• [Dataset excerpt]
------------------------------------------------
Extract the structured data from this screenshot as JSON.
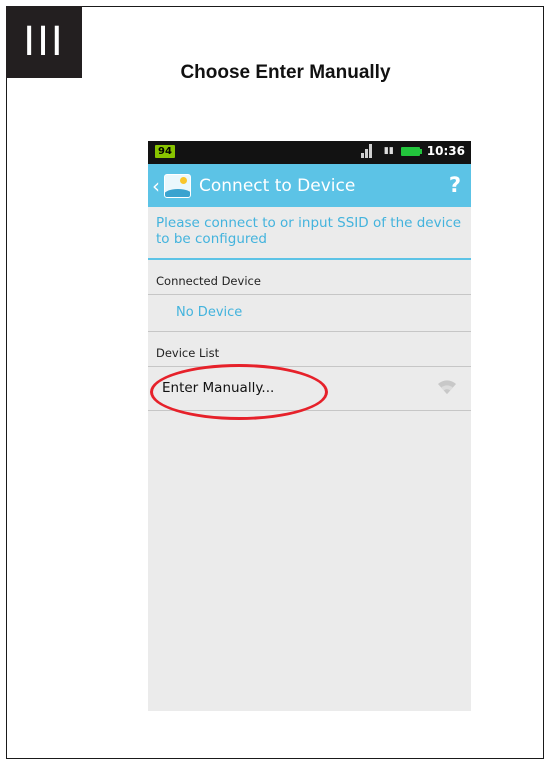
{
  "step_badge": "III",
  "instruction": "Choose Enter Manually",
  "phone": {
    "status_bar": {
      "app_badge": "94",
      "time": "10:36",
      "icons": [
        "signal-icon",
        "gsm-icon",
        "battery-icon"
      ]
    },
    "action_bar": {
      "back_icon": "‹",
      "title": "Connect to Device",
      "help_icon": "?"
    },
    "prompt": "Please connect to or input SSID of the device to be configured",
    "connected_section": {
      "header": "Connected Device",
      "value": "No Device"
    },
    "device_list_section": {
      "header": "Device List",
      "items": [
        {
          "label": "Enter Manually...",
          "icon": "wifi-icon"
        }
      ]
    }
  },
  "colors": {
    "accent": "#5cc3e6",
    "link_text": "#43b3dd",
    "highlight": "#e6212a",
    "badge_bg": "#231f20"
  }
}
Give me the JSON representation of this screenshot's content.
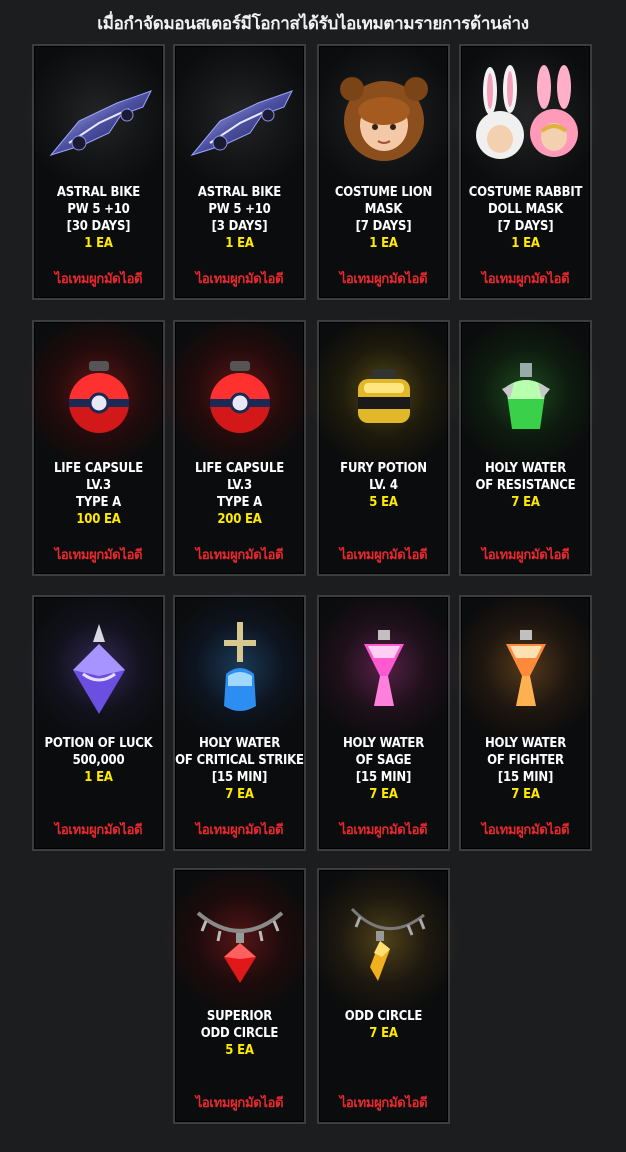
{
  "header": {
    "title": "เมื่อกำจัดมอนสเตอร์มีโอกาสได้รับไอเทมตามรายการด้านล่าง"
  },
  "items": [
    {
      "name": "ASTRAL BIKE\nPW 5 +10\n[30 DAYS]",
      "qty": "1 EA",
      "bind": "ไอเทมผูกมัดไอดี",
      "icon": "astral-bike-icon"
    },
    {
      "name": "ASTRAL BIKE\nPW 5 +10\n[3 DAYS]",
      "qty": "1 EA",
      "bind": "ไอเทมผูกมัดไอดี",
      "icon": "astral-bike-icon"
    },
    {
      "name": "COSTUME LION\nMASK\n[7 DAYS]",
      "qty": "1 EA",
      "bind": "ไอเทมผูกมัดไอดี",
      "icon": "lion-mask-icon"
    },
    {
      "name": "COSTUME RABBIT\nDOLL MASK\n[7 DAYS]",
      "qty": "1 EA",
      "bind": "ไอเทมผูกมัดไอดี",
      "icon": "rabbit-mask-icon"
    },
    {
      "name": "LIFE CAPSULE\nLV.3\nTYPE A",
      "qty": "100 EA",
      "bind": "ไอเทมผูกมัดไอดี",
      "icon": "life-capsule-icon"
    },
    {
      "name": "LIFE CAPSULE\nLV.3\nTYPE A",
      "qty": "200 EA",
      "bind": "ไอเทมผูกมัดไอดี",
      "icon": "life-capsule-icon"
    },
    {
      "name": "FURY POTION\nLV. 4",
      "qty": "5 EA",
      "bind": "ไอเทมผูกมัดไอดี",
      "icon": "fury-potion-icon"
    },
    {
      "name": "HOLY WATER\nOF RESISTANCE",
      "qty": "7 EA",
      "bind": "ไอเทมผูกมัดไอดี",
      "icon": "holy-water-resistance-icon"
    },
    {
      "name": "POTION OF LUCK\n500,000",
      "qty": "1 EA",
      "bind": "ไอเทมผูกมัดไอดี",
      "icon": "potion-of-luck-icon"
    },
    {
      "name": "HOLY WATER\nOF CRITICAL STRIKE\n[15 MIN]",
      "qty": "7 EA",
      "bind": "ไอเทมผูกมัดไอดี",
      "icon": "holy-water-critical-icon"
    },
    {
      "name": "HOLY WATER\nOF SAGE\n[15 MIN]",
      "qty": "7 EA",
      "bind": "ไอเทมผูกมัดไอดี",
      "icon": "holy-water-sage-icon"
    },
    {
      "name": "HOLY WATER\nOF FIGHTER\n[15 MIN]",
      "qty": "7 EA",
      "bind": "ไอเทมผูกมัดไอดี",
      "icon": "holy-water-fighter-icon"
    },
    {
      "name": "SUPERIOR\nODD CIRCLE",
      "qty": "5 EA",
      "bind": "ไอเทมผูกมัดไอดี",
      "icon": "superior-odd-circle-icon"
    },
    {
      "name": "ODD CIRCLE",
      "qty": "7 EA",
      "bind": "ไอเทมผูกมัดไอดี",
      "icon": "odd-circle-icon"
    }
  ]
}
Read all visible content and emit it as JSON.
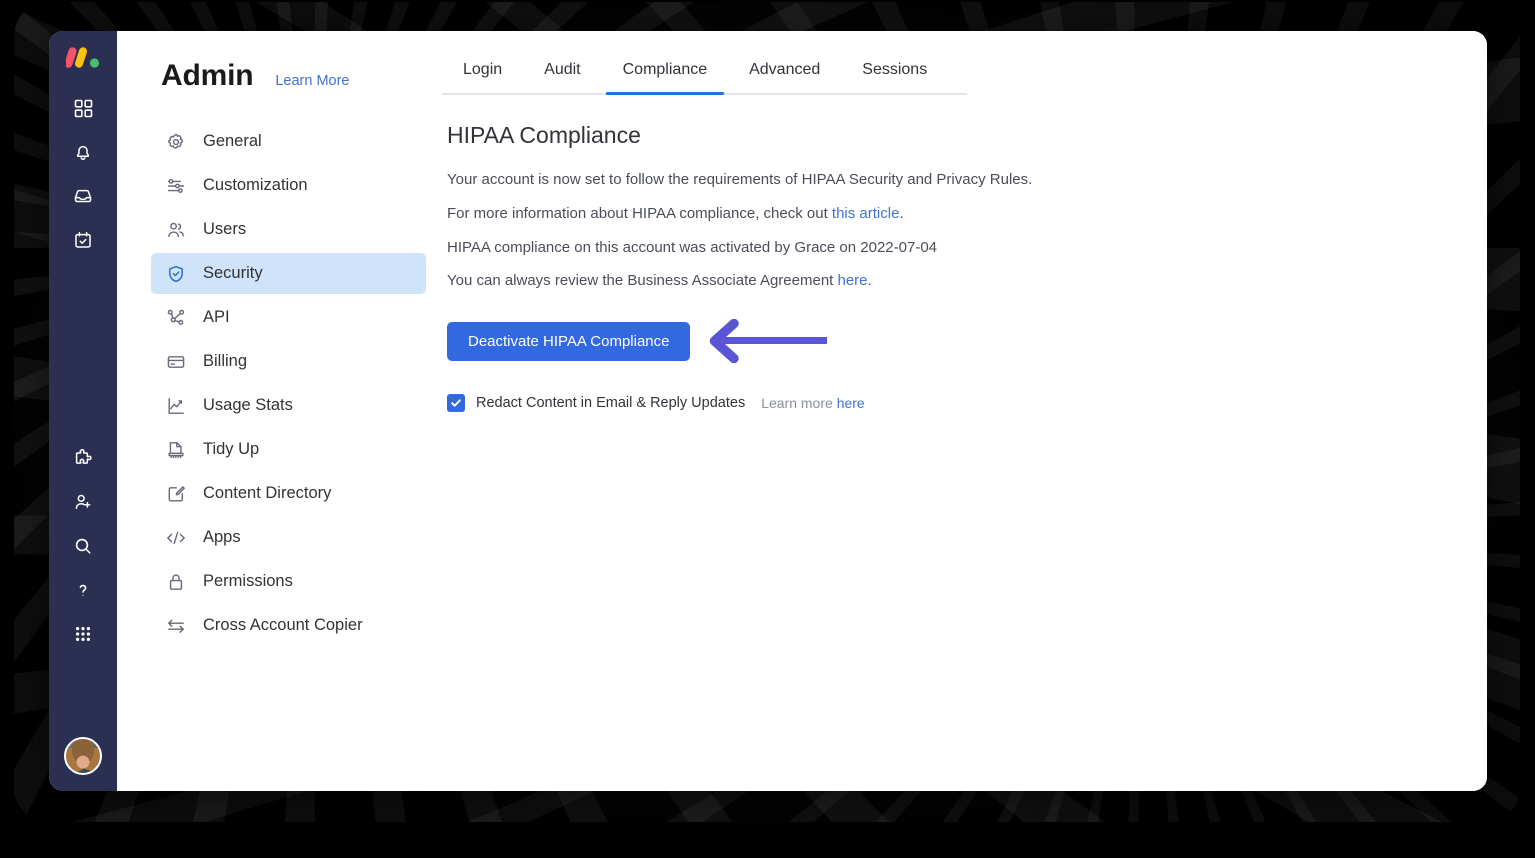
{
  "rail": {
    "logo": "monday-logo",
    "items": [
      {
        "name": "home-grid-icon",
        "label": "Home"
      },
      {
        "name": "notifications-bell-icon",
        "label": "Notifications"
      },
      {
        "name": "inbox-icon",
        "label": "Inbox"
      },
      {
        "name": "my-work-calendar-icon",
        "label": "My Work"
      },
      {
        "name": "apps-puzzle-icon",
        "label": "Apps"
      },
      {
        "name": "invite-member-icon",
        "label": "Invite Members"
      },
      {
        "name": "search-icon",
        "label": "Search"
      },
      {
        "name": "help-question-icon",
        "label": "Help"
      },
      {
        "name": "products-dots-icon",
        "label": "Products"
      }
    ],
    "avatar_alt": "User avatar"
  },
  "nav": {
    "title": "Admin",
    "learn_more": "Learn More",
    "items": [
      {
        "label": "General",
        "icon": "gear-icon",
        "active": false
      },
      {
        "label": "Customization",
        "icon": "sliders-icon",
        "active": false
      },
      {
        "label": "Users",
        "icon": "users-icon",
        "active": false
      },
      {
        "label": "Security",
        "icon": "shield-check-icon",
        "active": true
      },
      {
        "label": "API",
        "icon": "api-nodes-icon",
        "active": false
      },
      {
        "label": "Billing",
        "icon": "credit-card-icon",
        "active": false
      },
      {
        "label": "Usage Stats",
        "icon": "chart-line-icon",
        "active": false
      },
      {
        "label": "Tidy Up",
        "icon": "tidy-up-icon",
        "active": false
      },
      {
        "label": "Content Directory",
        "icon": "content-directory-icon",
        "active": false
      },
      {
        "label": "Apps",
        "icon": "code-brackets-icon",
        "active": false
      },
      {
        "label": "Permissions",
        "icon": "lock-icon",
        "active": false
      },
      {
        "label": "Cross Account Copier",
        "icon": "transfer-arrows-icon",
        "active": false
      }
    ]
  },
  "tabs": [
    {
      "label": "Login",
      "active": false
    },
    {
      "label": "Audit",
      "active": false
    },
    {
      "label": "Compliance",
      "active": true
    },
    {
      "label": "Advanced",
      "active": false
    },
    {
      "label": "Sessions",
      "active": false
    }
  ],
  "content": {
    "heading": "HIPAA Compliance",
    "line1": "Your account is now set to follow the requirements of HIPAA Security and Privacy Rules.",
    "line2_pre": "For more information about HIPAA compliance, check out ",
    "line2_link": "this article",
    "line2_post": ".",
    "line3": "HIPAA compliance on this account was activated by Grace on 2022-07-04",
    "line4_pre": "You can always review the Business Associate Agreement ",
    "line4_link": "here",
    "line4_post": ".",
    "deactivate_button": "Deactivate HIPAA Compliance",
    "redact_label": "Redact Content in Email & Reply Updates",
    "redact_hint": "Learn more",
    "redact_hint_link": "here",
    "redact_checked": true
  },
  "colors": {
    "rail_bg": "#2b3053",
    "primary_blue": "#3268e0",
    "link_blue": "#3f74d4",
    "active_nav_bg": "#cfe3fb",
    "active_nav_icon": "#2f6fd0",
    "tab_underline": "#2570e8",
    "annotation_arrow": "#5a55d6",
    "logo_red": "#f4546a",
    "logo_yellow": "#fcc113",
    "logo_green": "#4bbd6d"
  }
}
------------------------------------------------
• [Aim of the exercise]
Repeat each line of the records above exactly, but do not copy the pictures.

• [Answer to this exercise]
Extract the structured data from this screenshot as JSON.
{
  "step_badge": "III",
  "instruction": "Choose Enter Manually",
  "phone": {
    "status_bar": {
      "app_badge": "94",
      "time": "10:36",
      "icons": [
        "signal-icon",
        "gsm-icon",
        "battery-icon"
      ]
    },
    "action_bar": {
      "back_icon": "‹",
      "title": "Connect to Device",
      "help_icon": "?"
    },
    "prompt": "Please connect to or input SSID of the device to be configured",
    "connected_section": {
      "header": "Connected Device",
      "value": "No Device"
    },
    "device_list_section": {
      "header": "Device List",
      "items": [
        {
          "label": "Enter Manually...",
          "icon": "wifi-icon"
        }
      ]
    }
  },
  "colors": {
    "accent": "#5cc3e6",
    "link_text": "#43b3dd",
    "highlight": "#e6212a",
    "badge_bg": "#231f20"
  }
}
Give me the JSON representation of this screenshot's content.
{
  "header": {
    "title": "เมื่อกำจัดมอนสเตอร์มีโอกาสได้รับไอเทมตามรายการด้านล่าง"
  },
  "items": [
    {
      "name": "ASTRAL BIKE\nPW 5 +10\n[30 DAYS]",
      "qty": "1 EA",
      "bind": "ไอเทมผูกมัดไอดี",
      "icon": "astral-bike-icon"
    },
    {
      "name": "ASTRAL BIKE\nPW 5 +10\n[3 DAYS]",
      "qty": "1 EA",
      "bind": "ไอเทมผูกมัดไอดี",
      "icon": "astral-bike-icon"
    },
    {
      "name": "COSTUME LION\nMASK\n[7 DAYS]",
      "qty": "1 EA",
      "bind": "ไอเทมผูกมัดไอดี",
      "icon": "lion-mask-icon"
    },
    {
      "name": "COSTUME RABBIT\nDOLL MASK\n[7 DAYS]",
      "qty": "1 EA",
      "bind": "ไอเทมผูกมัดไอดี",
      "icon": "rabbit-mask-icon"
    },
    {
      "name": "LIFE CAPSULE\nLV.3\nTYPE A",
      "qty": "100 EA",
      "bind": "ไอเทมผูกมัดไอดี",
      "icon": "life-capsule-icon"
    },
    {
      "name": "LIFE CAPSULE\nLV.3\nTYPE A",
      "qty": "200 EA",
      "bind": "ไอเทมผูกมัดไอดี",
      "icon": "life-capsule-icon"
    },
    {
      "name": "FURY POTION\nLV. 4",
      "qty": "5 EA",
      "bind": "ไอเทมผูกมัดไอดี",
      "icon": "fury-potion-icon"
    },
    {
      "name": "HOLY WATER\nOF RESISTANCE",
      "qty": "7 EA",
      "bind": "ไอเทมผูกมัดไอดี",
      "icon": "holy-water-resistance-icon"
    },
    {
      "name": "POTION OF LUCK\n500,000",
      "qty": "1 EA",
      "bind": "ไอเทมผูกมัดไอดี",
      "icon": "potion-of-luck-icon"
    },
    {
      "name": "HOLY WATER\nOF CRITICAL STRIKE\n[15 MIN]",
      "qty": "7 EA",
      "bind": "ไอเทมผูกมัดไอดี",
      "icon": "holy-water-critical-icon"
    },
    {
      "name": "HOLY WATER\nOF SAGE\n[15 MIN]",
      "qty": "7 EA",
      "bind": "ไอเทมผูกมัดไอดี",
      "icon": "holy-water-sage-icon"
    },
    {
      "name": "HOLY WATER\nOF FIGHTER\n[15 MIN]",
      "qty": "7 EA",
      "bind": "ไอเทมผูกมัดไอดี",
      "icon": "holy-water-fighter-icon"
    },
    {
      "name": "SUPERIOR\nODD CIRCLE",
      "qty": "5 EA",
      "bind": "ไอเทมผูกมัดไอดี",
      "icon": "superior-odd-circle-icon"
    },
    {
      "name": "ODD CIRCLE",
      "qty": "7 EA",
      "bind": "ไอเทมผูกมัดไอดี",
      "icon": "odd-circle-icon"
    }
  ]
}
Read all visible content and emit it as JSON.
{
  "rail": {
    "logo": "monday-logo",
    "items": [
      {
        "name": "home-grid-icon",
        "label": "Home"
      },
      {
        "name": "notifications-bell-icon",
        "label": "Notifications"
      },
      {
        "name": "inbox-icon",
        "label": "Inbox"
      },
      {
        "name": "my-work-calendar-icon",
        "label": "My Work"
      },
      {
        "name": "apps-puzzle-icon",
        "label": "Apps"
      },
      {
        "name": "invite-member-icon",
        "label": "Invite Members"
      },
      {
        "name": "search-icon",
        "label": "Search"
      },
      {
        "name": "help-question-icon",
        "label": "Help"
      },
      {
        "name": "products-dots-icon",
        "label": "Products"
      }
    ],
    "avatar_alt": "User avatar"
  },
  "nav": {
    "title": "Admin",
    "learn_more": "Learn More",
    "items": [
      {
        "label": "General",
        "icon": "gear-icon",
        "active": false
      },
      {
        "label": "Customization",
        "icon": "sliders-icon",
        "active": false
      },
      {
        "label": "Users",
        "icon": "users-icon",
        "active": false
      },
      {
        "label": "Security",
        "icon": "shield-check-icon",
        "active": true
      },
      {
        "label": "API",
        "icon": "api-nodes-icon",
        "active": false
      },
      {
        "label": "Billing",
        "icon": "credit-card-icon",
        "active": false
      },
      {
        "label": "Usage Stats",
        "icon": "chart-line-icon",
        "active": false
      },
      {
        "label": "Tidy Up",
        "icon": "tidy-up-icon",
        "active": false
      },
      {
        "label": "Content Directory",
        "icon": "content-directory-icon",
        "active": false
      },
      {
        "label": "Apps",
        "icon": "code-brackets-icon",
        "active": false
      },
      {
        "label": "Permissions",
        "icon": "lock-icon",
        "active": false
      },
      {
        "label": "Cross Account Copier",
        "icon": "transfer-arrows-icon",
        "active": false
      }
    ]
  },
  "tabs": [
    {
      "label": "Login",
      "active": false
    },
    {
      "label": "Audit",
      "active": false
    },
    {
      "label": "Compliance",
      "active": true
    },
    {
      "label": "Advanced",
      "active": false
    },
    {
      "label": "Sessions",
      "active": false
    }
  ],
  "content": {
    "heading": "HIPAA Compliance",
    "line1": "Your account is now set to follow the requirements of HIPAA Security and Privacy Rules.",
    "line2_pre": "For more information about HIPAA compliance, check out ",
    "line2_link": "this article",
    "line2_post": ".",
    "line3": "HIPAA compliance on this account was activated by Grace on 2022-07-04",
    "line4_pre": "You can always review the Business Associate Agreement ",
    "line4_link": "here",
    "line4_post": ".",
    "deactivate_button": "Deactivate HIPAA Compliance",
    "redact_label": "Redact Content in Email & Reply Updates",
    "redact_hint": "Learn more",
    "redact_hint_link": "here",
    "redact_checked": true
  },
  "colors": {
    "rail_bg": "#2b3053",
    "primary_blue": "#3268e0",
    "link_blue": "#3f74d4",
    "active_nav_bg": "#cfe3fb",
    "active_nav_icon": "#2f6fd0",
    "tab_underline": "#2570e8",
    "annotation_arrow": "#5a55d6",
    "logo_red": "#f4546a",
    "logo_yellow": "#fcc113",
    "logo_green": "#4bbd6d"
  }
}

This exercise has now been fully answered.